SET EXERCISE: Leave out the pictures and transcribe the rest of the records exactly.

— Start of GIVEN DATA —

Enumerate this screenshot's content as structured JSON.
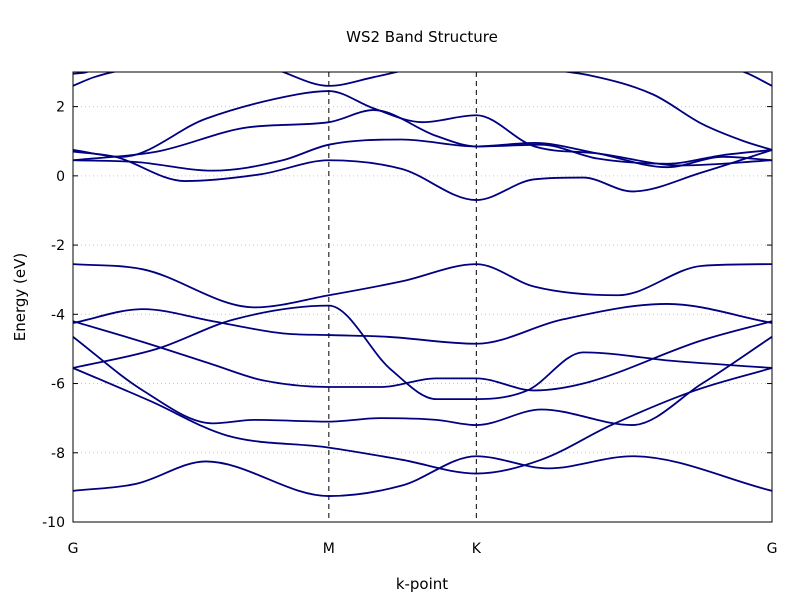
{
  "chart_data": {
    "type": "line",
    "title": "WS2 Band Structure",
    "xlabel": "k-point",
    "ylabel": "Energy (eV)",
    "ylim": [
      -10,
      3
    ],
    "xlim": [
      0,
      1
    ],
    "grid": {
      "y_dotted": true,
      "x": false
    },
    "line_color": "#000080",
    "high_symmetry_points": [
      {
        "label": "G",
        "x": 0.0
      },
      {
        "label": "M",
        "x": 0.366
      },
      {
        "label": "K",
        "x": 0.577
      },
      {
        "label": "G",
        "x": 1.0
      }
    ],
    "ytick_values": [
      -10,
      -8,
      -6,
      -4,
      -2,
      0,
      2
    ],
    "ytick_labels": [
      "-10",
      "-8",
      "-6",
      "-4",
      "-2",
      "0",
      "2"
    ],
    "series": [
      {
        "x": [
          0,
          0.09,
          0.19,
          0.366,
          0.47,
          0.577,
          0.68,
          0.8,
          1.0
        ],
        "y": [
          -9.1,
          -8.9,
          -8.25,
          -9.25,
          -8.95,
          -8.1,
          -8.45,
          -8.1,
          -9.1
        ]
      },
      {
        "x": [
          0,
          0.11,
          0.22,
          0.366,
          0.47,
          0.577,
          0.67,
          0.77,
          0.89,
          1.0
        ],
        "y": [
          -5.55,
          -6.5,
          -7.5,
          -7.85,
          -8.2,
          -8.6,
          -8.2,
          -7.2,
          -6.2,
          -5.55
        ]
      },
      {
        "x": [
          0,
          0.1,
          0.2,
          0.26,
          0.366,
          0.44,
          0.52,
          0.577,
          0.67,
          0.8,
          0.9,
          1.0
        ],
        "y": [
          -4.65,
          -6.2,
          -7.15,
          -7.05,
          -7.1,
          -7.0,
          -7.05,
          -7.2,
          -6.75,
          -7.2,
          -6.0,
          -4.65
        ]
      },
      {
        "x": [
          0,
          0.1,
          0.2,
          0.27,
          0.366,
          0.44,
          0.52,
          0.577,
          0.66,
          0.73,
          0.9,
          1.0
        ],
        "y": [
          -4.2,
          -4.8,
          -5.45,
          -5.9,
          -6.1,
          -6.1,
          -5.85,
          -5.85,
          -6.2,
          -6.0,
          -4.75,
          -4.2
        ]
      },
      {
        "x": [
          0,
          0.12,
          0.23,
          0.366,
          0.455,
          0.52,
          0.577,
          0.65,
          0.73,
          0.86,
          1.0
        ],
        "y": [
          -5.55,
          -5.0,
          -4.15,
          -3.75,
          -5.6,
          -6.45,
          -6.45,
          -6.2,
          -5.1,
          -5.35,
          -5.55
        ]
      },
      {
        "x": [
          0,
          0.1,
          0.2,
          0.3,
          0.366,
          0.45,
          0.577,
          0.7,
          0.85,
          1.0
        ],
        "y": [
          -4.25,
          -3.85,
          -4.2,
          -4.55,
          -4.6,
          -4.65,
          -4.85,
          -4.15,
          -3.7,
          -4.25
        ]
      },
      {
        "x": [
          0,
          0.1,
          0.26,
          0.366,
          0.47,
          0.577,
          0.66,
          0.78,
          0.9,
          1.0
        ],
        "y": [
          -2.55,
          -2.7,
          -3.8,
          -3.45,
          -3.05,
          -2.55,
          -3.2,
          -3.45,
          -2.6,
          -2.55
        ]
      },
      {
        "x": [
          0,
          0.06,
          0.16,
          0.27,
          0.366,
          0.47,
          0.577,
          0.66,
          0.73,
          0.8,
          0.9,
          1.0
        ],
        "y": [
          0.7,
          0.55,
          -0.15,
          0.05,
          0.45,
          0.2,
          -0.7,
          -0.1,
          -0.05,
          -0.45,
          0.1,
          0.75
        ]
      },
      {
        "x": [
          0,
          0.09,
          0.2,
          0.3,
          0.366,
          0.47,
          0.577,
          0.66,
          0.75,
          0.85,
          0.93,
          1.0
        ],
        "y": [
          0.45,
          0.4,
          0.15,
          0.45,
          0.9,
          1.05,
          0.85,
          0.95,
          0.65,
          0.25,
          0.55,
          0.45
        ]
      },
      {
        "x": [
          0,
          0.12,
          0.25,
          0.366,
          0.43,
          0.52,
          0.577,
          0.67,
          0.75,
          0.85,
          0.93,
          1.0
        ],
        "y": [
          0.45,
          0.7,
          1.4,
          1.55,
          1.9,
          1.15,
          0.85,
          0.9,
          0.5,
          0.35,
          0.6,
          0.75
        ]
      },
      {
        "x": [
          0,
          0.07,
          0.19,
          0.32,
          0.366,
          0.43,
          0.5,
          0.577,
          0.66,
          0.75,
          0.87,
          1.0
        ],
        "y": [
          0.75,
          0.55,
          1.65,
          2.35,
          2.45,
          1.95,
          1.55,
          1.75,
          0.85,
          0.65,
          0.3,
          0.45
        ]
      },
      {
        "x": [
          0,
          0.03,
          0.07,
          0.15,
          0.27,
          0.366,
          0.43,
          0.5,
          0.577,
          0.66,
          0.74,
          0.83,
          0.9,
          0.96,
          1.0
        ],
        "y": [
          2.6,
          2.85,
          3.05,
          3.2,
          3.15,
          2.6,
          2.85,
          3.15,
          3.25,
          3.1,
          2.9,
          2.35,
          1.5,
          1.0,
          0.75
        ]
      },
      {
        "x": [
          0,
          0.02,
          0.05,
          0.085,
          0.22,
          0.32,
          0.366,
          0.43,
          0.5,
          0.577,
          0.66,
          0.8,
          0.9,
          0.96,
          1.0
        ],
        "y": [
          2.95,
          3.0,
          3.3,
          3.35,
          3.35,
          3.3,
          3.3,
          3.4,
          3.4,
          3.4,
          3.35,
          3.35,
          3.25,
          3.0,
          2.6
        ]
      }
    ]
  }
}
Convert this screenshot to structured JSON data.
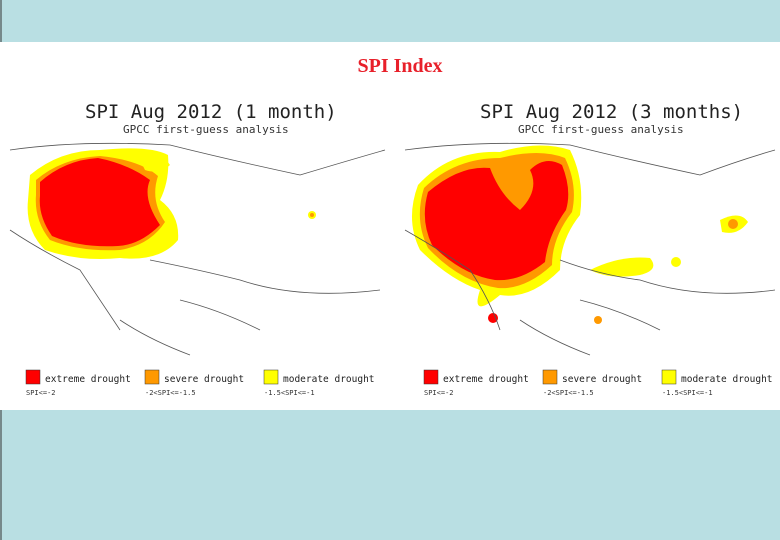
{
  "title": "SPI Index",
  "maps": [
    {
      "title": "SPI Aug 2012 (1 month)",
      "subtitle": "GPCC first-guess analysis",
      "legend": [
        {
          "label": "extreme drought",
          "range": "SPI<=-2",
          "color": "#ff0000"
        },
        {
          "label": "severe drought",
          "range": "-2<SPI<=-1.5",
          "color": "#ff9900"
        },
        {
          "label": "moderate drought",
          "range": "-1.5<SPI<=-1",
          "color": "#ffff00"
        }
      ]
    },
    {
      "title": "SPI Aug 2012 (3 months)",
      "subtitle": "GPCC first-guess analysis",
      "legend": [
        {
          "label": "extreme drought",
          "range": "SPI<=-2",
          "color": "#ff0000"
        },
        {
          "label": "severe drought",
          "range": "-2<SPI<=-1.5",
          "color": "#ff9900"
        },
        {
          "label": "moderate drought",
          "range": "-1.5<SPI<=-1",
          "color": "#ffff00"
        }
      ]
    }
  ]
}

— End of GIVEN DATA —

COMPLETE RESPONSE:
Enumerate this screenshot's content as structured JSON.
{
  "chart_data": {
    "type": "line",
    "title": "WS2 Band Structure",
    "xlabel": "k-point",
    "ylabel": "Energy (eV)",
    "ylim": [
      -10,
      3
    ],
    "xlim": [
      0,
      1
    ],
    "grid": {
      "y_dotted": true,
      "x": false
    },
    "line_color": "#000080",
    "high_symmetry_points": [
      {
        "label": "G",
        "x": 0.0
      },
      {
        "label": "M",
        "x": 0.366
      },
      {
        "label": "K",
        "x": 0.577
      },
      {
        "label": "G",
        "x": 1.0
      }
    ],
    "ytick_values": [
      -10,
      -8,
      -6,
      -4,
      -2,
      0,
      2
    ],
    "ytick_labels": [
      "-10",
      "-8",
      "-6",
      "-4",
      "-2",
      "0",
      "2"
    ],
    "series": [
      {
        "x": [
          0,
          0.09,
          0.19,
          0.366,
          0.47,
          0.577,
          0.68,
          0.8,
          1.0
        ],
        "y": [
          -9.1,
          -8.9,
          -8.25,
          -9.25,
          -8.95,
          -8.1,
          -8.45,
          -8.1,
          -9.1
        ]
      },
      {
        "x": [
          0,
          0.11,
          0.22,
          0.366,
          0.47,
          0.577,
          0.67,
          0.77,
          0.89,
          1.0
        ],
        "y": [
          -5.55,
          -6.5,
          -7.5,
          -7.85,
          -8.2,
          -8.6,
          -8.2,
          -7.2,
          -6.2,
          -5.55
        ]
      },
      {
        "x": [
          0,
          0.1,
          0.2,
          0.26,
          0.366,
          0.44,
          0.52,
          0.577,
          0.67,
          0.8,
          0.9,
          1.0
        ],
        "y": [
          -4.65,
          -6.2,
          -7.15,
          -7.05,
          -7.1,
          -7.0,
          -7.05,
          -7.2,
          -6.75,
          -7.2,
          -6.0,
          -4.65
        ]
      },
      {
        "x": [
          0,
          0.1,
          0.2,
          0.27,
          0.366,
          0.44,
          0.52,
          0.577,
          0.66,
          0.73,
          0.9,
          1.0
        ],
        "y": [
          -4.2,
          -4.8,
          -5.45,
          -5.9,
          -6.1,
          -6.1,
          -5.85,
          -5.85,
          -6.2,
          -6.0,
          -4.75,
          -4.2
        ]
      },
      {
        "x": [
          0,
          0.12,
          0.23,
          0.366,
          0.455,
          0.52,
          0.577,
          0.65,
          0.73,
          0.86,
          1.0
        ],
        "y": [
          -5.55,
          -5.0,
          -4.15,
          -3.75,
          -5.6,
          -6.45,
          -6.45,
          -6.2,
          -5.1,
          -5.35,
          -5.55
        ]
      },
      {
        "x": [
          0,
          0.1,
          0.2,
          0.3,
          0.366,
          0.45,
          0.577,
          0.7,
          0.85,
          1.0
        ],
        "y": [
          -4.25,
          -3.85,
          -4.2,
          -4.55,
          -4.6,
          -4.65,
          -4.85,
          -4.15,
          -3.7,
          -4.25
        ]
      },
      {
        "x": [
          0,
          0.1,
          0.26,
          0.366,
          0.47,
          0.577,
          0.66,
          0.78,
          0.9,
          1.0
        ],
        "y": [
          -2.55,
          -2.7,
          -3.8,
          -3.45,
          -3.05,
          -2.55,
          -3.2,
          -3.45,
          -2.6,
          -2.55
        ]
      },
      {
        "x": [
          0,
          0.06,
          0.16,
          0.27,
          0.366,
          0.47,
          0.577,
          0.66,
          0.73,
          0.8,
          0.9,
          1.0
        ],
        "y": [
          0.7,
          0.55,
          -0.15,
          0.05,
          0.45,
          0.2,
          -0.7,
          -0.1,
          -0.05,
          -0.45,
          0.1,
          0.75
        ]
      },
      {
        "x": [
          0,
          0.09,
          0.2,
          0.3,
          0.366,
          0.47,
          0.577,
          0.66,
          0.75,
          0.85,
          0.93,
          1.0
        ],
        "y": [
          0.45,
          0.4,
          0.15,
          0.45,
          0.9,
          1.05,
          0.85,
          0.95,
          0.65,
          0.25,
          0.55,
          0.45
        ]
      },
      {
        "x": [
          0,
          0.12,
          0.25,
          0.366,
          0.43,
          0.52,
          0.577,
          0.67,
          0.75,
          0.85,
          0.93,
          1.0
        ],
        "y": [
          0.45,
          0.7,
          1.4,
          1.55,
          1.9,
          1.15,
          0.85,
          0.9,
          0.5,
          0.35,
          0.6,
          0.75
        ]
      },
      {
        "x": [
          0,
          0.07,
          0.19,
          0.32,
          0.366,
          0.43,
          0.5,
          0.577,
          0.66,
          0.75,
          0.87,
          1.0
        ],
        "y": [
          0.75,
          0.55,
          1.65,
          2.35,
          2.45,
          1.95,
          1.55,
          1.75,
          0.85,
          0.65,
          0.3,
          0.45
        ]
      },
      {
        "x": [
          0,
          0.03,
          0.07,
          0.15,
          0.27,
          0.366,
          0.43,
          0.5,
          0.577,
          0.66,
          0.74,
          0.83,
          0.9,
          0.96,
          1.0
        ],
        "y": [
          2.6,
          2.85,
          3.05,
          3.2,
          3.15,
          2.6,
          2.85,
          3.15,
          3.25,
          3.1,
          2.9,
          2.35,
          1.5,
          1.0,
          0.75
        ]
      },
      {
        "x": [
          0,
          0.02,
          0.05,
          0.085,
          0.22,
          0.32,
          0.366,
          0.43,
          0.5,
          0.577,
          0.66,
          0.8,
          0.9,
          0.96,
          1.0
        ],
        "y": [
          2.95,
          3.0,
          3.3,
          3.35,
          3.35,
          3.3,
          3.3,
          3.4,
          3.4,
          3.4,
          3.35,
          3.35,
          3.25,
          3.0,
          2.6
        ]
      }
    ]
  }
}
Convert this screenshot to structured JSON data.
{
  "title": "SPI Index",
  "maps": [
    {
      "title": "SPI Aug 2012 (1 month)",
      "subtitle": "GPCC first-guess analysis",
      "legend": [
        {
          "label": "extreme drought",
          "range": "SPI<=-2",
          "color": "#ff0000"
        },
        {
          "label": "severe drought",
          "range": "-2<SPI<=-1.5",
          "color": "#ff9900"
        },
        {
          "label": "moderate drought",
          "range": "-1.5<SPI<=-1",
          "color": "#ffff00"
        }
      ]
    },
    {
      "title": "SPI Aug 2012 (3 months)",
      "subtitle": "GPCC first-guess analysis",
      "legend": [
        {
          "label": "extreme drought",
          "range": "SPI<=-2",
          "color": "#ff0000"
        },
        {
          "label": "severe drought",
          "range": "-2<SPI<=-1.5",
          "color": "#ff9900"
        },
        {
          "label": "moderate drought",
          "range": "-1.5<SPI<=-1",
          "color": "#ffff00"
        }
      ]
    }
  ]
}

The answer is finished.